--- Stated task ---
Filter the lines below, copying only those with the string "petrolero".

--- Data shown ---
══════
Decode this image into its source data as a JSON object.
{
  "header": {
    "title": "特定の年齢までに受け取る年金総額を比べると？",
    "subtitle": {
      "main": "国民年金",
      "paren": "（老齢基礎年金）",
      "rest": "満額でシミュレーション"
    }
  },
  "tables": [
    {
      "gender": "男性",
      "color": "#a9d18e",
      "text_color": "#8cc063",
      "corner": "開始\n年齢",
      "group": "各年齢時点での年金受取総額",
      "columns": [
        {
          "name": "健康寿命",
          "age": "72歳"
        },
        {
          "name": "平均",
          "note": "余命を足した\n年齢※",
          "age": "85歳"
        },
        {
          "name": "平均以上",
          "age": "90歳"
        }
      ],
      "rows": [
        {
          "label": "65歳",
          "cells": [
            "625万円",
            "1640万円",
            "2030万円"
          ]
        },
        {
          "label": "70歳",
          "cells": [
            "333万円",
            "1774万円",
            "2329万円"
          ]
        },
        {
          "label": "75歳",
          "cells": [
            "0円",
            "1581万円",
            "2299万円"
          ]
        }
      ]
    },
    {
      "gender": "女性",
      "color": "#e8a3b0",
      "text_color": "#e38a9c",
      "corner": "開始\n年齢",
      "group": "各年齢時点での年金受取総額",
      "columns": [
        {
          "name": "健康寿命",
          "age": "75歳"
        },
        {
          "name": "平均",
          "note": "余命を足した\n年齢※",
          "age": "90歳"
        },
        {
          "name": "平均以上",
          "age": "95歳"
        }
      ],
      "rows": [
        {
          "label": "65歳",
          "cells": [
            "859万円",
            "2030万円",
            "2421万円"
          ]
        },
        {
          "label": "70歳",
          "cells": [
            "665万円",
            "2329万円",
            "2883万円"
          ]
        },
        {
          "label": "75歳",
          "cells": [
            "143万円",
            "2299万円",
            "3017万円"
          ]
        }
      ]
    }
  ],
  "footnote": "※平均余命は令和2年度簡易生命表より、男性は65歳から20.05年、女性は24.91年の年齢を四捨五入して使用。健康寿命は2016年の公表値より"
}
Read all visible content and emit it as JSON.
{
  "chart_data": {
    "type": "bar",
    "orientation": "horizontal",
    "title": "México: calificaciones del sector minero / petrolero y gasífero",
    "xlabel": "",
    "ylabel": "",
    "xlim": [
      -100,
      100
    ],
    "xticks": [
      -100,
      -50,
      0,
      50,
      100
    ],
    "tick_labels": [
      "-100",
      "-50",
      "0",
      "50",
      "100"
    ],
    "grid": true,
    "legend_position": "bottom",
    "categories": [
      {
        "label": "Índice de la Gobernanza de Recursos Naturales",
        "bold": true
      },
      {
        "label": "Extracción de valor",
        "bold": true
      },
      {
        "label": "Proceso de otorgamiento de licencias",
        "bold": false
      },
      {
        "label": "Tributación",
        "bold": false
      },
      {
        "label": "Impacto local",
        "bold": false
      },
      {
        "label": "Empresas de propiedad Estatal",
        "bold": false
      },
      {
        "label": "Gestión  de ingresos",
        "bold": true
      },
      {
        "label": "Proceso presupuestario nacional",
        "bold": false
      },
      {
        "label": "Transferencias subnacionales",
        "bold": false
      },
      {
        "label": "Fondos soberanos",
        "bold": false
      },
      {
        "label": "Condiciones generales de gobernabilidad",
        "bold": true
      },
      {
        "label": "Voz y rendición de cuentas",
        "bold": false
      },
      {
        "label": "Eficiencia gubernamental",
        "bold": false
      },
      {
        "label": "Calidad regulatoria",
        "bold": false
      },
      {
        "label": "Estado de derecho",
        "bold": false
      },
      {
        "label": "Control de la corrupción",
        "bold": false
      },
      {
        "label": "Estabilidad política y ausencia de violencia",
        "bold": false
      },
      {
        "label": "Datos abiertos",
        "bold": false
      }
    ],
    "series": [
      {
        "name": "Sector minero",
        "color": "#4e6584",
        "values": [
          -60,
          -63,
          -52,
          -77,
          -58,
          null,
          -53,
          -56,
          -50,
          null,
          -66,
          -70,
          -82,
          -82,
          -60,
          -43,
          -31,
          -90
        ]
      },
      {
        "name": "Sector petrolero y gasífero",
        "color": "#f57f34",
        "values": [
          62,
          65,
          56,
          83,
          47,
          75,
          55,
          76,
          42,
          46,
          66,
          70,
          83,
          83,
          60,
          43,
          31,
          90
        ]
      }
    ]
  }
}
══════
--- Result ---
    "title": "México: calificaciones del sector minero / petrolero y gasífero",
        "name": "Sector petrolero y gasífero",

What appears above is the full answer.